- **EXERCISE DESCRIPTION**
Copy the records below exactly, leaving out every picture.

[Dataset entries on figures]
+++++

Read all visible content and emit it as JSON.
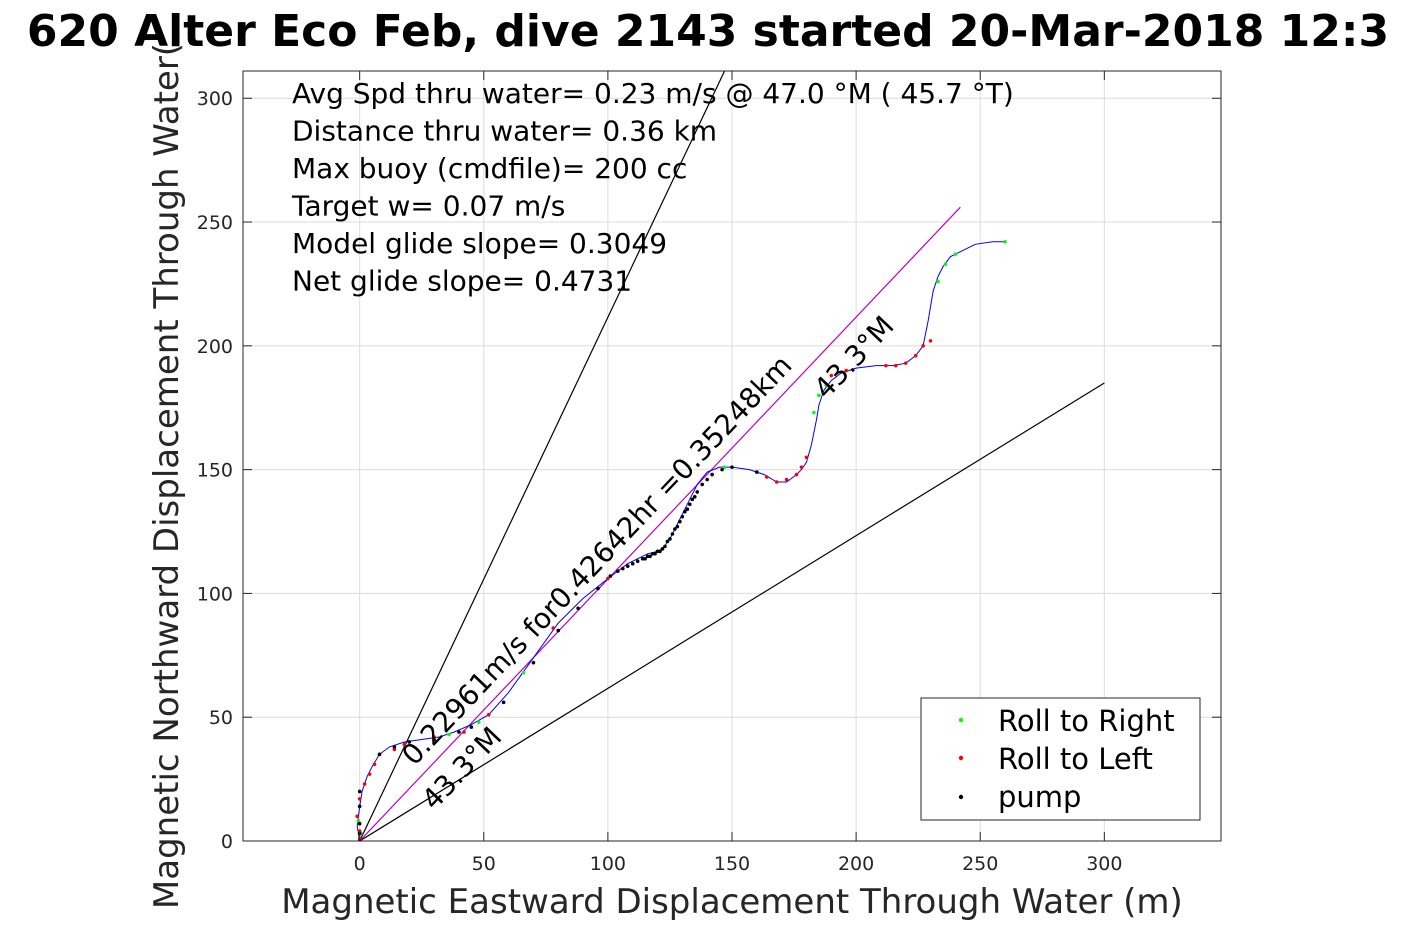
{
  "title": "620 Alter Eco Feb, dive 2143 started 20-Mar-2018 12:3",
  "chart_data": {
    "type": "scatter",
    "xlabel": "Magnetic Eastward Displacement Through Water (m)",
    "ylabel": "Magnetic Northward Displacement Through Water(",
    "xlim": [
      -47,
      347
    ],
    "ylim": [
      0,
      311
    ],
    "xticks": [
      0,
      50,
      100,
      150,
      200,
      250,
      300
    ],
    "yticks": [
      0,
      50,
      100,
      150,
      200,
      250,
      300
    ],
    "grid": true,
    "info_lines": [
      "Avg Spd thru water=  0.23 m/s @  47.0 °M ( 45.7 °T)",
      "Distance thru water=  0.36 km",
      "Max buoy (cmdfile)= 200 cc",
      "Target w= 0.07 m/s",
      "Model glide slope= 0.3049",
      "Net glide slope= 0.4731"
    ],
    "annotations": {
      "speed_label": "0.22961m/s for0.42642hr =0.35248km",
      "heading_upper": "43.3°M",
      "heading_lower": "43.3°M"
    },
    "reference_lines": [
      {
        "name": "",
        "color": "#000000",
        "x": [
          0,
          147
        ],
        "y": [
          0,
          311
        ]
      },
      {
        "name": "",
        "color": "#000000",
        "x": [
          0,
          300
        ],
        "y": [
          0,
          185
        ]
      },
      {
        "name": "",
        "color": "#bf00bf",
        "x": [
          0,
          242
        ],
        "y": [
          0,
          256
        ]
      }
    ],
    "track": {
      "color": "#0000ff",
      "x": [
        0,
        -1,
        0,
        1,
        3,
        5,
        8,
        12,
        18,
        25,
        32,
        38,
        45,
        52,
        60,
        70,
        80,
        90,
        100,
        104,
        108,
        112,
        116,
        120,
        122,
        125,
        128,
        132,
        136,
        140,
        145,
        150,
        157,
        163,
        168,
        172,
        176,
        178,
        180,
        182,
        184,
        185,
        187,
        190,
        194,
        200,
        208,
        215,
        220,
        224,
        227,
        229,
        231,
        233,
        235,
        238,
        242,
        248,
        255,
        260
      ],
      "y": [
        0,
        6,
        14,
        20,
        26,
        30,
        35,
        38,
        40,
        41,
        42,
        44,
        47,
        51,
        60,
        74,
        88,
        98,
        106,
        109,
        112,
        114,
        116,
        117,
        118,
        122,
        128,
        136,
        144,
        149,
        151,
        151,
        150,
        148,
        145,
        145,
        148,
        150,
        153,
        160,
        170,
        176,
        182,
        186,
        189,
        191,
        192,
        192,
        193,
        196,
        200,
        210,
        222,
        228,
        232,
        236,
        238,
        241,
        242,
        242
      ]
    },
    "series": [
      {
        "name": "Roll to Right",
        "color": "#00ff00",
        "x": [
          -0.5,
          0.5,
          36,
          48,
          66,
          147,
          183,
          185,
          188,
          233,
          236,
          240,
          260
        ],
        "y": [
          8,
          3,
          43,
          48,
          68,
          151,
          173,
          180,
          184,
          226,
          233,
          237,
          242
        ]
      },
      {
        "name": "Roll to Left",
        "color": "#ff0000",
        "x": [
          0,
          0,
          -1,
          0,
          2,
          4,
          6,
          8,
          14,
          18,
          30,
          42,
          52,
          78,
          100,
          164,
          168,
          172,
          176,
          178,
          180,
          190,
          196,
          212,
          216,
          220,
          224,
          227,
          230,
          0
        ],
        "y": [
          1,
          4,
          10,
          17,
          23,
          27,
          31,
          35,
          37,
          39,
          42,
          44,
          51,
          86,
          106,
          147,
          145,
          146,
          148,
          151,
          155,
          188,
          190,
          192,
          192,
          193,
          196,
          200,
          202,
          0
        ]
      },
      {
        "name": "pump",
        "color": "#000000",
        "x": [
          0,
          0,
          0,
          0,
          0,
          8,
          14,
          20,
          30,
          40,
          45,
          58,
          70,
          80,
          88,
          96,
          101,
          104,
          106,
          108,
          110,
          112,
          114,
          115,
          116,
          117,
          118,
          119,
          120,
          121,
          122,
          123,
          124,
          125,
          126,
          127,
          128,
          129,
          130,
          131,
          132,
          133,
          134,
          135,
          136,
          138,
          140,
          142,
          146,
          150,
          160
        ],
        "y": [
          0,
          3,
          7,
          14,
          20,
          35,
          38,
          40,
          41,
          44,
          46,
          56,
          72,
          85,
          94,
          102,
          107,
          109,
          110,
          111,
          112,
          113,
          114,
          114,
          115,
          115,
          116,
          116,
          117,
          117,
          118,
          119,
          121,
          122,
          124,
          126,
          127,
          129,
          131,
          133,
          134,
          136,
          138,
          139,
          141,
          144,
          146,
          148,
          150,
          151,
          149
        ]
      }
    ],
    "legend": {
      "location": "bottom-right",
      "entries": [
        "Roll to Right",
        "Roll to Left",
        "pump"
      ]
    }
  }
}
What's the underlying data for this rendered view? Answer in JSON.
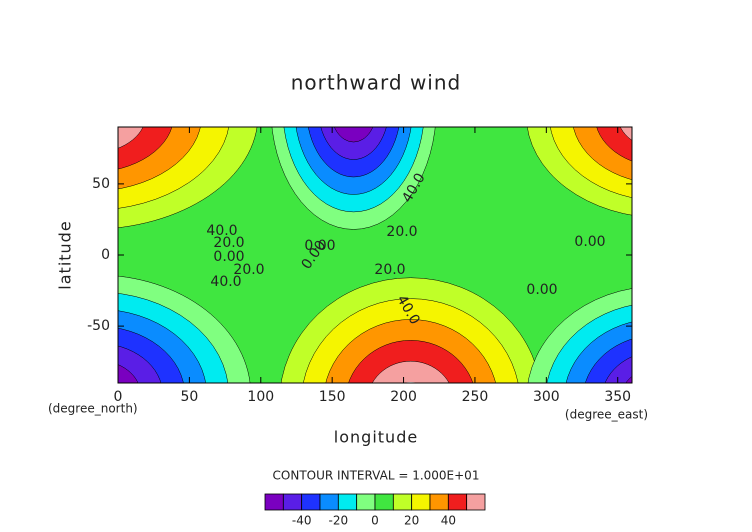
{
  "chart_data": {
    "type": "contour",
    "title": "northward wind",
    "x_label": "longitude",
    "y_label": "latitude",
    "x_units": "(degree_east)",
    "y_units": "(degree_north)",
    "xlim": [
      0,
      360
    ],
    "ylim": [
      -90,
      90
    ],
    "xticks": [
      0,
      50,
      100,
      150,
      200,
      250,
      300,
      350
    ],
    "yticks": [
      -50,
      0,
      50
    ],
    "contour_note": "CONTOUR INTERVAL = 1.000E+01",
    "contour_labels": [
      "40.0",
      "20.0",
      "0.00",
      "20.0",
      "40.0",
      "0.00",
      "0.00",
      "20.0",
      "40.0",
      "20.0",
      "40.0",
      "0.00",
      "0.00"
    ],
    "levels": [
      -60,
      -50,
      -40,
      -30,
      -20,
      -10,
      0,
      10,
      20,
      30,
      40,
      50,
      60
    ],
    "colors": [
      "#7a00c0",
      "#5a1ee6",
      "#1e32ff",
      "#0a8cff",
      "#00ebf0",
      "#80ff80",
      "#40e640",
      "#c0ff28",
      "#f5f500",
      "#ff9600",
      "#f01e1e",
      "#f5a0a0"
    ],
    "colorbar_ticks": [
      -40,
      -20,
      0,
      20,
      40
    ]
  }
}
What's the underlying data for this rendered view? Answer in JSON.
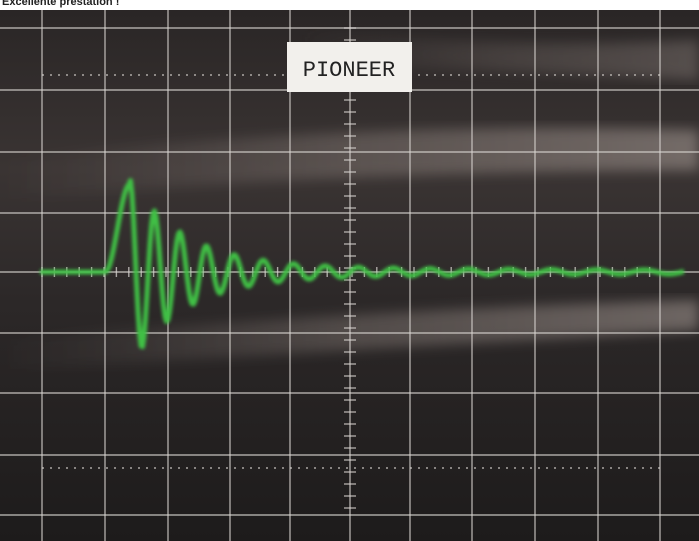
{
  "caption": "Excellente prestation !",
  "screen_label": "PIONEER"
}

+++++

- **RIGHT ANSWER**
Read all visible content and emit it as JSON.
{
  "title": "620 Alter Eco Feb, dive 2143 started 20-Mar-2018 12:3",
  "chart_data": {
    "type": "scatter",
    "xlabel": "Magnetic Eastward Displacement Through Water (m)",
    "ylabel": "Magnetic Northward Displacement Through Water(",
    "xlim": [
      -47,
      347
    ],
    "ylim": [
      0,
      311
    ],
    "xticks": [
      0,
      50,
      100,
      150,
      200,
      250,
      300
    ],
    "yticks": [
      0,
      50,
      100,
      150,
      200,
      250,
      300
    ],
    "grid": true,
    "info_lines": [
      "Avg Spd thru water=  0.23 m/s @  47.0 °M ( 45.7 °T)",
      "Distance thru water=  0.36 km",
      "Max buoy (cmdfile)= 200 cc",
      "Target w= 0.07 m/s",
      "Model glide slope= 0.3049",
      "Net glide slope= 0.4731"
    ],
    "annotations": {
      "speed_label": "0.22961m/s for0.42642hr =0.35248km",
      "heading_upper": "43.3°M",
      "heading_lower": "43.3°M"
    },
    "reference_lines": [
      {
        "name": "",
        "color": "#000000",
        "x": [
          0,
          147
        ],
        "y": [
          0,
          311
        ]
      },
      {
        "name": "",
        "color": "#000000",
        "x": [
          0,
          300
        ],
        "y": [
          0,
          185
        ]
      },
      {
        "name": "",
        "color": "#bf00bf",
        "x": [
          0,
          242
        ],
        "y": [
          0,
          256
        ]
      }
    ],
    "track": {
      "color": "#0000ff",
      "x": [
        0,
        -1,
        0,
        1,
        3,
        5,
        8,
        12,
        18,
        25,
        32,
        38,
        45,
        52,
        60,
        70,
        80,
        90,
        100,
        104,
        108,
        112,
        116,
        120,
        122,
        125,
        128,
        132,
        136,
        140,
        145,
        150,
        157,
        163,
        168,
        172,
        176,
        178,
        180,
        182,
        184,
        185,
        187,
        190,
        194,
        200,
        208,
        215,
        220,
        224,
        227,
        229,
        231,
        233,
        235,
        238,
        242,
        248,
        255,
        260
      ],
      "y": [
        0,
        6,
        14,
        20,
        26,
        30,
        35,
        38,
        40,
        41,
        42,
        44,
        47,
        51,
        60,
        74,
        88,
        98,
        106,
        109,
        112,
        114,
        116,
        117,
        118,
        122,
        128,
        136,
        144,
        149,
        151,
        151,
        150,
        148,
        145,
        145,
        148,
        150,
        153,
        160,
        170,
        176,
        182,
        186,
        189,
        191,
        192,
        192,
        193,
        196,
        200,
        210,
        222,
        228,
        232,
        236,
        238,
        241,
        242,
        242
      ]
    },
    "series": [
      {
        "name": "Roll to Right",
        "color": "#00ff00",
        "x": [
          -0.5,
          0.5,
          36,
          48,
          66,
          147,
          183,
          185,
          188,
          233,
          236,
          240,
          260
        ],
        "y": [
          8,
          3,
          43,
          48,
          68,
          151,
          173,
          180,
          184,
          226,
          233,
          237,
          242
        ]
      },
      {
        "name": "Roll to Left",
        "color": "#ff0000",
        "x": [
          0,
          0,
          -1,
          0,
          2,
          4,
          6,
          8,
          14,
          18,
          30,
          42,
          52,
          78,
          100,
          164,
          168,
          172,
          176,
          178,
          180,
          190,
          196,
          212,
          216,
          220,
          224,
          227,
          230,
          0
        ],
        "y": [
          1,
          4,
          10,
          17,
          23,
          27,
          31,
          35,
          37,
          39,
          42,
          44,
          51,
          86,
          106,
          147,
          145,
          146,
          148,
          151,
          155,
          188,
          190,
          192,
          192,
          193,
          196,
          200,
          202,
          0
        ]
      },
      {
        "name": "pump",
        "color": "#000000",
        "x": [
          0,
          0,
          0,
          0,
          0,
          8,
          14,
          20,
          30,
          40,
          45,
          58,
          70,
          80,
          88,
          96,
          101,
          104,
          106,
          108,
          110,
          112,
          114,
          115,
          116,
          117,
          118,
          119,
          120,
          121,
          122,
          123,
          124,
          125,
          126,
          127,
          128,
          129,
          130,
          131,
          132,
          133,
          134,
          135,
          136,
          138,
          140,
          142,
          146,
          150,
          160
        ],
        "y": [
          0,
          3,
          7,
          14,
          20,
          35,
          38,
          40,
          41,
          44,
          46,
          56,
          72,
          85,
          94,
          102,
          107,
          109,
          110,
          111,
          112,
          113,
          114,
          114,
          115,
          115,
          116,
          116,
          117,
          117,
          118,
          119,
          121,
          122,
          124,
          126,
          127,
          129,
          131,
          133,
          134,
          136,
          138,
          139,
          141,
          144,
          146,
          148,
          150,
          151,
          149
        ]
      }
    ],
    "legend": {
      "location": "bottom-right",
      "entries": [
        "Roll to Right",
        "Roll to Left",
        "pump"
      ]
    }
  }
}
What's the underlying data for this rendered view? Answer in JSON.
{
  "chart_data": {
    "type": "contour",
    "title": "northward wind",
    "x_label": "longitude",
    "y_label": "latitude",
    "x_units": "(degree_east)",
    "y_units": "(degree_north)",
    "xlim": [
      0,
      360
    ],
    "ylim": [
      -90,
      90
    ],
    "xticks": [
      0,
      50,
      100,
      150,
      200,
      250,
      300,
      350
    ],
    "yticks": [
      -50,
      0,
      50
    ],
    "contour_note": "CONTOUR INTERVAL = 1.000E+01",
    "contour_labels": [
      "40.0",
      "20.0",
      "0.00",
      "20.0",
      "40.0",
      "0.00",
      "0.00",
      "20.0",
      "40.0",
      "20.0",
      "40.0",
      "0.00",
      "0.00"
    ],
    "levels": [
      -60,
      -50,
      -40,
      -30,
      -20,
      -10,
      0,
      10,
      20,
      30,
      40,
      50,
      60
    ],
    "colors": [
      "#7a00c0",
      "#5a1ee6",
      "#1e32ff",
      "#0a8cff",
      "#00ebf0",
      "#80ff80",
      "#40e640",
      "#c0ff28",
      "#f5f500",
      "#ff9600",
      "#f01e1e",
      "#f5a0a0"
    ],
    "colorbar_ticks": [
      -40,
      -20,
      0,
      20,
      40
    ]
  }
}
What's the underlying data for this rendered view? Answer in JSON.
{
  "caption": "Excellente prestation !",
  "screen_label": "PIONEER"
}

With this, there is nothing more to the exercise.